GIVEN TASK: Render the material again word for word, skipping the pictures in it.
## START
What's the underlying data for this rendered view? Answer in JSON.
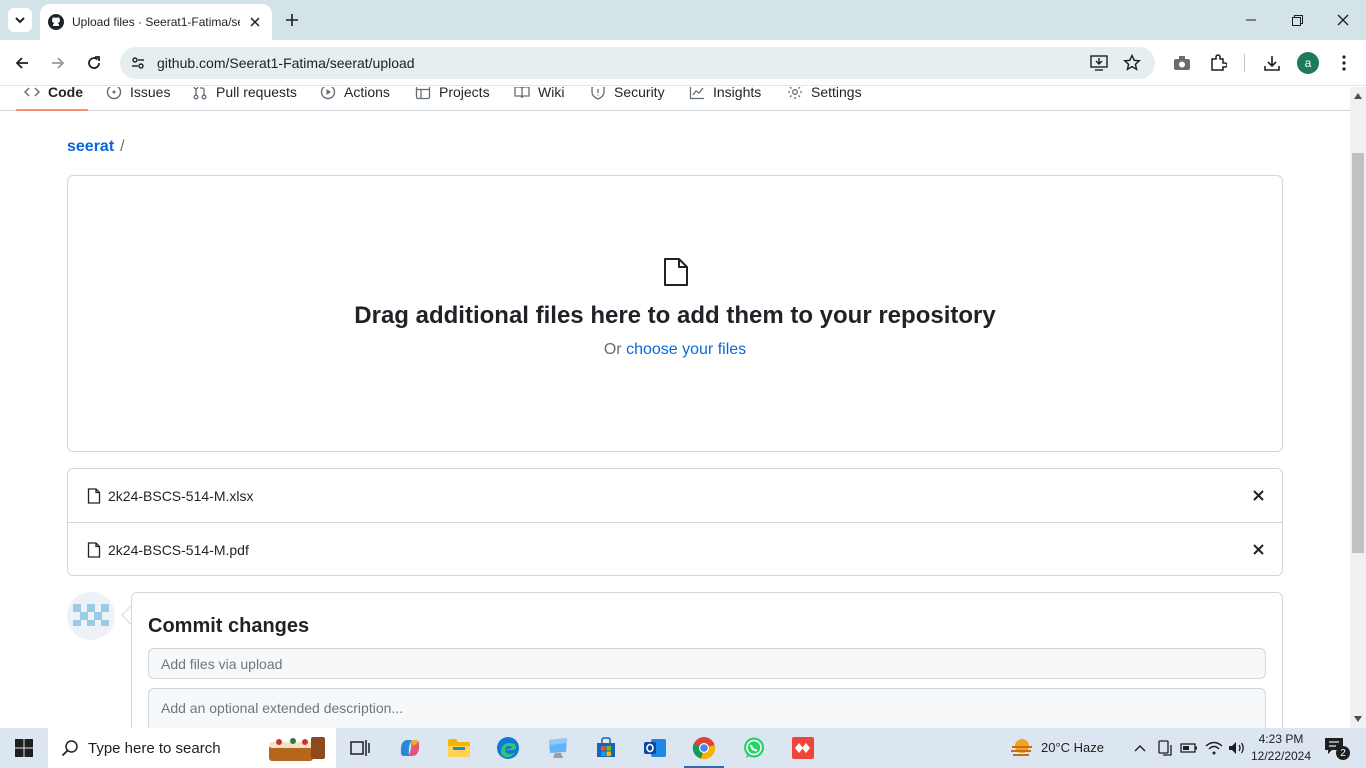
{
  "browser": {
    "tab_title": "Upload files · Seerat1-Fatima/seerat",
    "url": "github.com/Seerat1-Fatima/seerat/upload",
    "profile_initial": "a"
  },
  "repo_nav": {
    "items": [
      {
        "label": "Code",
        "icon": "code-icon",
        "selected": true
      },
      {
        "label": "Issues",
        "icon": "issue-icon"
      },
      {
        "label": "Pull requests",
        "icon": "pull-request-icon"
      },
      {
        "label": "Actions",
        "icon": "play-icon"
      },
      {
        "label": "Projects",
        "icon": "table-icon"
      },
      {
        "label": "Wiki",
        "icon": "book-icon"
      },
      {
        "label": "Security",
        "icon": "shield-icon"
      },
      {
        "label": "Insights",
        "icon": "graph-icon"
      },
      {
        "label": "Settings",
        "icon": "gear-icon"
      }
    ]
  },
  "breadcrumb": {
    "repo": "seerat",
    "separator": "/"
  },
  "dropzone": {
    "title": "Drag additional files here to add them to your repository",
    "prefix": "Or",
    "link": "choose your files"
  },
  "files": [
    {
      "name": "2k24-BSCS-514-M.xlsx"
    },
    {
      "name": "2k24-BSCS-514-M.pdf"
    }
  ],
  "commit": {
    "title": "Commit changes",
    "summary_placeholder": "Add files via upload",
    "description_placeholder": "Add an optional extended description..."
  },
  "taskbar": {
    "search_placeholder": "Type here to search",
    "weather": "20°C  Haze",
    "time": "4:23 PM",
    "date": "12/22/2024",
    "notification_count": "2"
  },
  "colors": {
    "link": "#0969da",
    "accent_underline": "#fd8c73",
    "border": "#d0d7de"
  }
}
## END
SOLUTION TO THIS PROBLEM:
What's the underlying data for this rendered view? Answer in JSON.
{
  "browser": {
    "tab_title": "Upload files · Seerat1-Fatima/seerat",
    "url": "github.com/Seerat1-Fatima/seerat/upload",
    "profile_initial": "a"
  },
  "repo_nav": {
    "items": [
      {
        "label": "Code",
        "icon": "code-icon",
        "selected": true
      },
      {
        "label": "Issues",
        "icon": "issue-icon"
      },
      {
        "label": "Pull requests",
        "icon": "pull-request-icon"
      },
      {
        "label": "Actions",
        "icon": "play-icon"
      },
      {
        "label": "Projects",
        "icon": "table-icon"
      },
      {
        "label": "Wiki",
        "icon": "book-icon"
      },
      {
        "label": "Security",
        "icon": "shield-icon"
      },
      {
        "label": "Insights",
        "icon": "graph-icon"
      },
      {
        "label": "Settings",
        "icon": "gear-icon"
      }
    ]
  },
  "breadcrumb": {
    "repo": "seerat",
    "separator": "/"
  },
  "dropzone": {
    "title": "Drag additional files here to add them to your repository",
    "prefix": "Or",
    "link": "choose your files"
  },
  "files": [
    {
      "name": "2k24-BSCS-514-M.xlsx"
    },
    {
      "name": "2k24-BSCS-514-M.pdf"
    }
  ],
  "commit": {
    "title": "Commit changes",
    "summary_placeholder": "Add files via upload",
    "description_placeholder": "Add an optional extended description..."
  },
  "taskbar": {
    "search_placeholder": "Type here to search",
    "weather": "20°C  Haze",
    "time": "4:23 PM",
    "date": "12/22/2024",
    "notification_count": "2"
  },
  "colors": {
    "link": "#0969da",
    "accent_underline": "#fd8c73",
    "border": "#d0d7de"
  }
}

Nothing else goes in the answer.